[Items listed in a dataset]
------
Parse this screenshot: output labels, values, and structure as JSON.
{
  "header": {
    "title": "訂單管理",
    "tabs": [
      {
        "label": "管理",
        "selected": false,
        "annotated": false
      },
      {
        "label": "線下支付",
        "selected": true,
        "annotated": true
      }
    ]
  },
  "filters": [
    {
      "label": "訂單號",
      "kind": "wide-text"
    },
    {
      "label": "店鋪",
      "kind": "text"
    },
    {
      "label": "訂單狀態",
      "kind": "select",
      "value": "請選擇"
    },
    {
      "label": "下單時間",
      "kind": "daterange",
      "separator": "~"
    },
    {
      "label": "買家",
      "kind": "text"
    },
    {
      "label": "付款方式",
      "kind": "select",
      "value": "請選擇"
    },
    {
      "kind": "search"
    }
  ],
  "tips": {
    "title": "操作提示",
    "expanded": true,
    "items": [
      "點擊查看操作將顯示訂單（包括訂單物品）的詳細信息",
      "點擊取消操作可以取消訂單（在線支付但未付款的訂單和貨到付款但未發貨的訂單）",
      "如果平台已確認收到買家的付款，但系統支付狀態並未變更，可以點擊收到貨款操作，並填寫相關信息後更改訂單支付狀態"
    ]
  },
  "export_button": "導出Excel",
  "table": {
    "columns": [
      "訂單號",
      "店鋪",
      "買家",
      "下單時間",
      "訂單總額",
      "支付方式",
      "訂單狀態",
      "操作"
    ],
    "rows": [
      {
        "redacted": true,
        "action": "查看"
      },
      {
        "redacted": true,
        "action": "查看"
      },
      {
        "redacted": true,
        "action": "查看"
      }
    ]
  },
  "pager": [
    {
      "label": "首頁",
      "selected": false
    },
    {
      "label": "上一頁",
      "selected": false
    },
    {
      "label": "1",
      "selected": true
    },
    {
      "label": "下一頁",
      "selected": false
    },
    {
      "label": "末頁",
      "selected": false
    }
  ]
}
------
Task —
Retype every entry word for word.

Solution to this task —
Parse this screenshot: output labels, values, and structure as JSON.
{
  "header": {
    "title": "訂單管理",
    "tabs": [
      {
        "label": "管理",
        "selected": false,
        "annotated": false
      },
      {
        "label": "線下支付",
        "selected": true,
        "annotated": true
      }
    ]
  },
  "filters": [
    {
      "label": "訂單號",
      "kind": "wide-text"
    },
    {
      "label": "店鋪",
      "kind": "text"
    },
    {
      "label": "訂單狀態",
      "kind": "select",
      "value": "請選擇"
    },
    {
      "label": "下單時間",
      "kind": "daterange",
      "separator": "~"
    },
    {
      "label": "買家",
      "kind": "text"
    },
    {
      "label": "付款方式",
      "kind": "select",
      "value": "請選擇"
    },
    {
      "kind": "search"
    }
  ],
  "tips": {
    "title": "操作提示",
    "expanded": true,
    "items": [
      "點擊查看操作將顯示訂單（包括訂單物品）的詳細信息",
      "點擊取消操作可以取消訂單（在線支付但未付款的訂單和貨到付款但未發貨的訂單）",
      "如果平台已確認收到買家的付款，但系統支付狀態並未變更，可以點擊收到貨款操作，並填寫相關信息後更改訂單支付狀態"
    ]
  },
  "export_button": "導出Excel",
  "table": {
    "columns": [
      "訂單號",
      "店鋪",
      "買家",
      "下單時間",
      "訂單總額",
      "支付方式",
      "訂單狀態",
      "操作"
    ],
    "rows": [
      {
        "redacted": true,
        "action": "查看"
      },
      {
        "redacted": true,
        "action": "查看"
      },
      {
        "redacted": true,
        "action": "查看"
      }
    ]
  },
  "pager": [
    {
      "label": "首頁",
      "selected": false
    },
    {
      "label": "上一頁",
      "selected": false
    },
    {
      "label": "1",
      "selected": true
    },
    {
      "label": "下一頁",
      "selected": false
    },
    {
      "label": "末頁",
      "selected": false
    }
  ]
}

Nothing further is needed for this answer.